Start of Input records

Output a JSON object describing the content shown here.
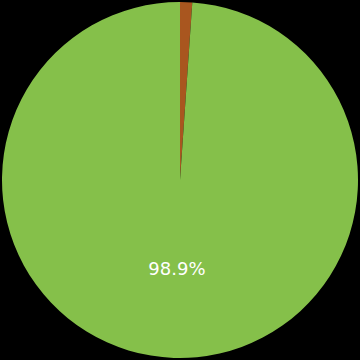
{
  "chart_data": {
    "type": "pie",
    "values": [
      1.1,
      98.9
    ],
    "value_labels": [
      null,
      "98.9%"
    ],
    "colors": [
      "#a9561f",
      "#85c04a"
    ]
  }
}
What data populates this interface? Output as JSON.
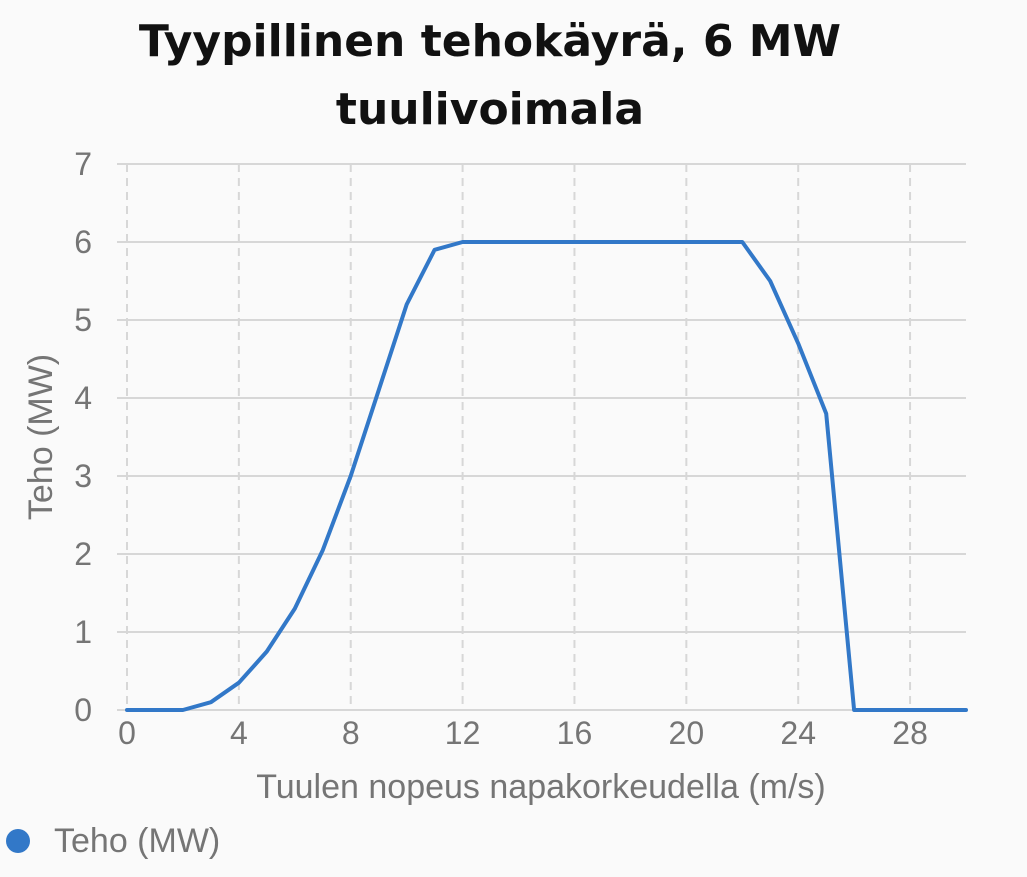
{
  "chart_data": {
    "type": "line",
    "title": "Tyypillinen tehokäyrä, 6 MW tuulivoimala",
    "xlabel": "Tuulen nopeus napakorkeudella (m/s)",
    "ylabel": "Teho (MW)",
    "xlim": [
      0,
      30
    ],
    "ylim": [
      0,
      7
    ],
    "x_ticks": [
      0,
      4,
      8,
      12,
      16,
      20,
      24,
      28
    ],
    "y_ticks": [
      0,
      1,
      2,
      3,
      4,
      5,
      6,
      7
    ],
    "grid": true,
    "legend_position": "bottom-left",
    "series": [
      {
        "name": "Teho (MW)",
        "color": "#3278c8",
        "x": [
          0,
          1,
          2,
          3,
          4,
          5,
          6,
          7,
          8,
          9,
          10,
          11,
          12,
          13,
          14,
          15,
          16,
          17,
          18,
          19,
          20,
          21,
          22,
          23,
          24,
          25,
          26,
          27,
          28,
          29,
          30
        ],
        "y": [
          0,
          0,
          0,
          0.1,
          0.35,
          0.75,
          1.3,
          2.05,
          3.0,
          4.1,
          5.2,
          5.9,
          6.0,
          6.0,
          6.0,
          6.0,
          6.0,
          6.0,
          6.0,
          6.0,
          6.0,
          6.0,
          6.0,
          5.5,
          4.7,
          3.8,
          0,
          0,
          0,
          0,
          0
        ]
      }
    ]
  }
}
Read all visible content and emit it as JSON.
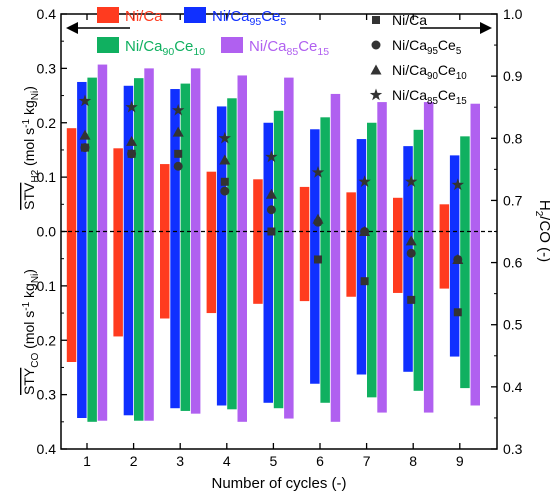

End of Input records

## Task brief
Every record must be copied exactly, with images dropped from the result.

## Worked answer
Output a JSON object describing the content shown here.
{
  "chart_data": {
    "type": "pie",
    "values": [
      1.1,
      98.9
    ],
    "value_labels": [
      null,
      "98.9%"
    ],
    "colors": [
      "#a9561f",
      "#85c04a"
    ]
  }
}
What data populates this interface? Output as JSON.
{
  "chart_data": {
    "type": "line",
    "title": "Tyypillinen tehokäyrä, 6 MW tuulivoimala",
    "xlabel": "Tuulen nopeus napakorkeudella (m/s)",
    "ylabel": "Teho (MW)",
    "xlim": [
      0,
      30
    ],
    "ylim": [
      0,
      7
    ],
    "x_ticks": [
      0,
      4,
      8,
      12,
      16,
      20,
      24,
      28
    ],
    "y_ticks": [
      0,
      1,
      2,
      3,
      4,
      5,
      6,
      7
    ],
    "grid": true,
    "legend_position": "bottom-left",
    "series": [
      {
        "name": "Teho (MW)",
        "color": "#3278c8",
        "x": [
          0,
          1,
          2,
          3,
          4,
          5,
          6,
          7,
          8,
          9,
          10,
          11,
          12,
          13,
          14,
          15,
          16,
          17,
          18,
          19,
          20,
          21,
          22,
          23,
          24,
          25,
          26,
          27,
          28,
          29,
          30
        ],
        "y": [
          0,
          0,
          0,
          0.1,
          0.35,
          0.75,
          1.3,
          2.05,
          3.0,
          4.1,
          5.2,
          5.9,
          6.0,
          6.0,
          6.0,
          6.0,
          6.0,
          6.0,
          6.0,
          6.0,
          6.0,
          6.0,
          6.0,
          5.5,
          4.7,
          3.8,
          0,
          0,
          0,
          0,
          0
        ]
      }
    ]
  }
}
Read all visible content and emit it as JSON.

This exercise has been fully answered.